>> BEGIN Information given

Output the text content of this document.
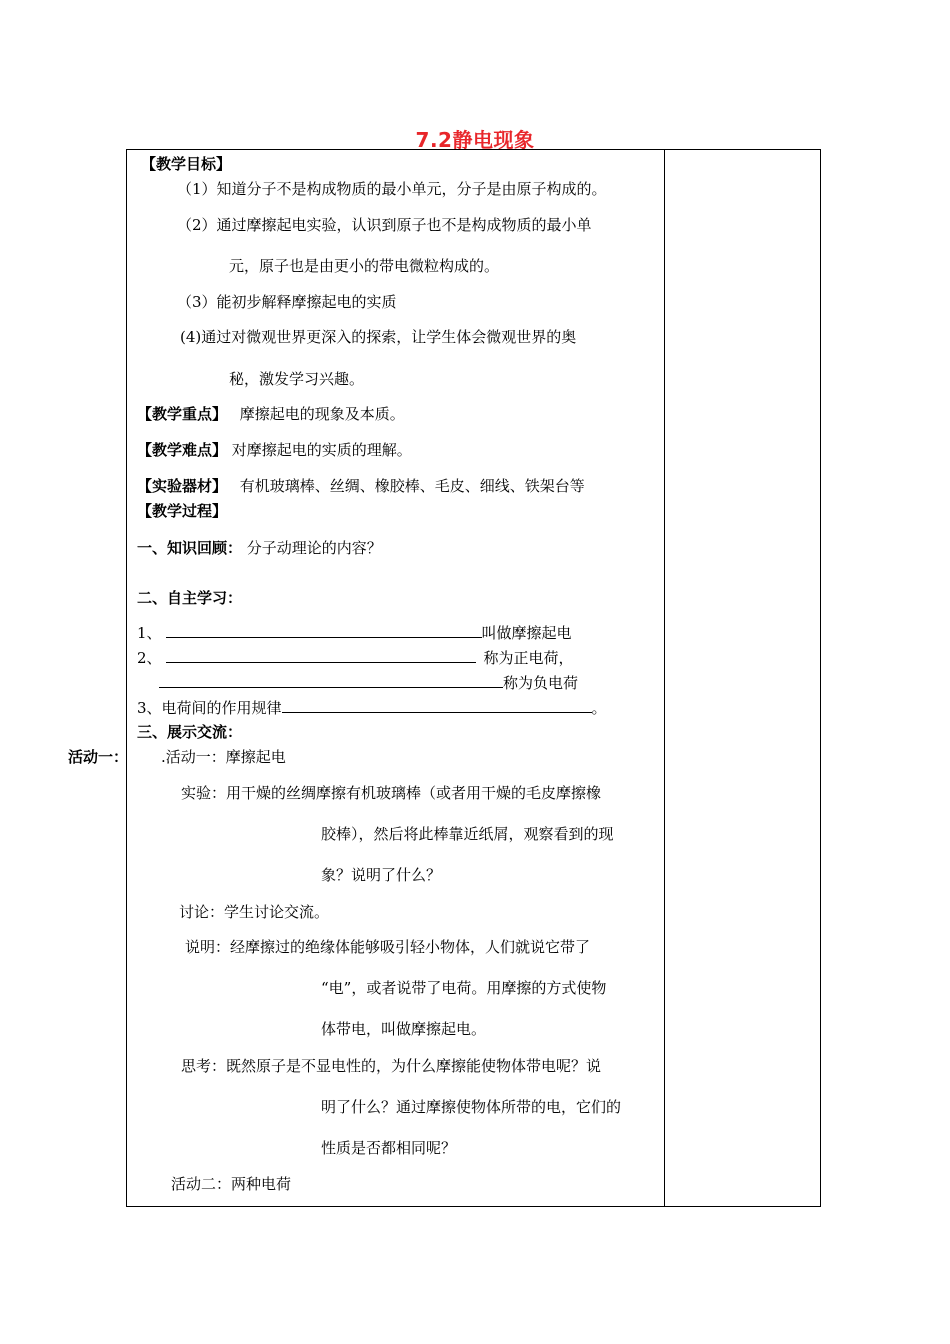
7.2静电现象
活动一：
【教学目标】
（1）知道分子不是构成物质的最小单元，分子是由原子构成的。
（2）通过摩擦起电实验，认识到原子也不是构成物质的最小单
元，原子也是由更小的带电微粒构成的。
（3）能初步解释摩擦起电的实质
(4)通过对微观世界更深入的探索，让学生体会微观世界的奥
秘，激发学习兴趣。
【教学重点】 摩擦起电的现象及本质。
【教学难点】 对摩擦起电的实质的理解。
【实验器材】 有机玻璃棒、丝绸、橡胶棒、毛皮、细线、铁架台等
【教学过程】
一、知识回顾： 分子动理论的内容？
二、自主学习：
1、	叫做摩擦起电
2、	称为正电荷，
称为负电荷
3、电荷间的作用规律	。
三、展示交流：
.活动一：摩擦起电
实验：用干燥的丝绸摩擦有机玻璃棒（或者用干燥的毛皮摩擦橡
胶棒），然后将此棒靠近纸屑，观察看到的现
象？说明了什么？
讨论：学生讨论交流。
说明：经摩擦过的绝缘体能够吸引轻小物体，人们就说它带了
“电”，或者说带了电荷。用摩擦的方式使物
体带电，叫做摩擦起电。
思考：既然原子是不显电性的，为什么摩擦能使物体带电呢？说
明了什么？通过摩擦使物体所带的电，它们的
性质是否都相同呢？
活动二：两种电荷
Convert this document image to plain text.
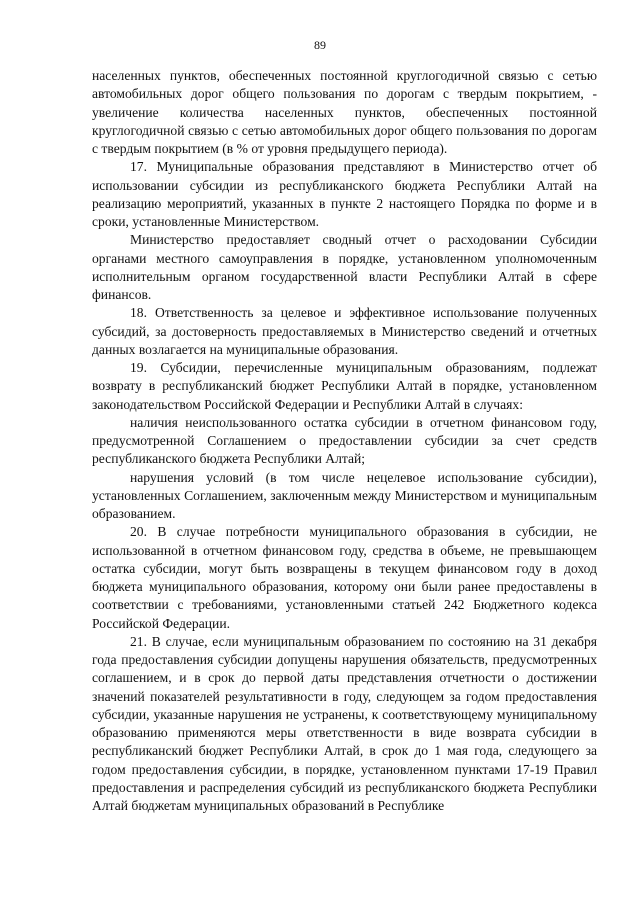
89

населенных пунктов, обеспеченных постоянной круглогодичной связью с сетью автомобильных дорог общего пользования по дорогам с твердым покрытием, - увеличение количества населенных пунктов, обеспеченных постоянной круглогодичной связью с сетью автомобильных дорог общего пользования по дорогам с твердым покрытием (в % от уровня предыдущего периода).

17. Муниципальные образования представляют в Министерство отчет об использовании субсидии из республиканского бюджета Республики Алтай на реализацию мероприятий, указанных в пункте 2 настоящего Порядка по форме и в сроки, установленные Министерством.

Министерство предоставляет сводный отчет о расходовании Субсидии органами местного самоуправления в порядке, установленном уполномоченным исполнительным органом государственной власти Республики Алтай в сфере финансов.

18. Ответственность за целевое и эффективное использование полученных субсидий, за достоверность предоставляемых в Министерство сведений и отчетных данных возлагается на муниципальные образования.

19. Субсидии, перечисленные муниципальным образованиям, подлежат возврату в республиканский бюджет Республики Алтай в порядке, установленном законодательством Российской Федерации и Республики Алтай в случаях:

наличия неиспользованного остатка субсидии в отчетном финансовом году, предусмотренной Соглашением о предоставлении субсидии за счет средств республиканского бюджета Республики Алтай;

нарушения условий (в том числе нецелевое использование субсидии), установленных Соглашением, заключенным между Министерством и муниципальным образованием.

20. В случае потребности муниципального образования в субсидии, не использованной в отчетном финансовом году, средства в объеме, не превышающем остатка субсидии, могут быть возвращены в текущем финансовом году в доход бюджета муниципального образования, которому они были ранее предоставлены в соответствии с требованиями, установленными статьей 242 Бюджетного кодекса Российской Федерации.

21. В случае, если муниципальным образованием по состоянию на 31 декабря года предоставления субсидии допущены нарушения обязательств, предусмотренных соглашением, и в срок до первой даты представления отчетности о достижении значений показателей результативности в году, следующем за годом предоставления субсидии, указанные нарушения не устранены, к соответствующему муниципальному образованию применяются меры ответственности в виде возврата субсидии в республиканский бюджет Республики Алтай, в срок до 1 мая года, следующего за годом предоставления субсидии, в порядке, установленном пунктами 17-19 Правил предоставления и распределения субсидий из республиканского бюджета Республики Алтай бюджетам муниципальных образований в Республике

>> END Information given

What to work on:
In the listing above, find each line with the word "Министерством" and copy it.

Completed task:
17. Муниципальные образования представляют в Министерство отчет об использовании субсидии из республиканского бюджета Республики Алтай на реализацию мероприятий, указанных в пункте 2 настоящего Порядка по форме и в сроки, установленные Министерством.
нарушения условий (в том числе нецелевое использование субсидии), установленных Соглашением, заключенным между Министерством и муниципальным образованием.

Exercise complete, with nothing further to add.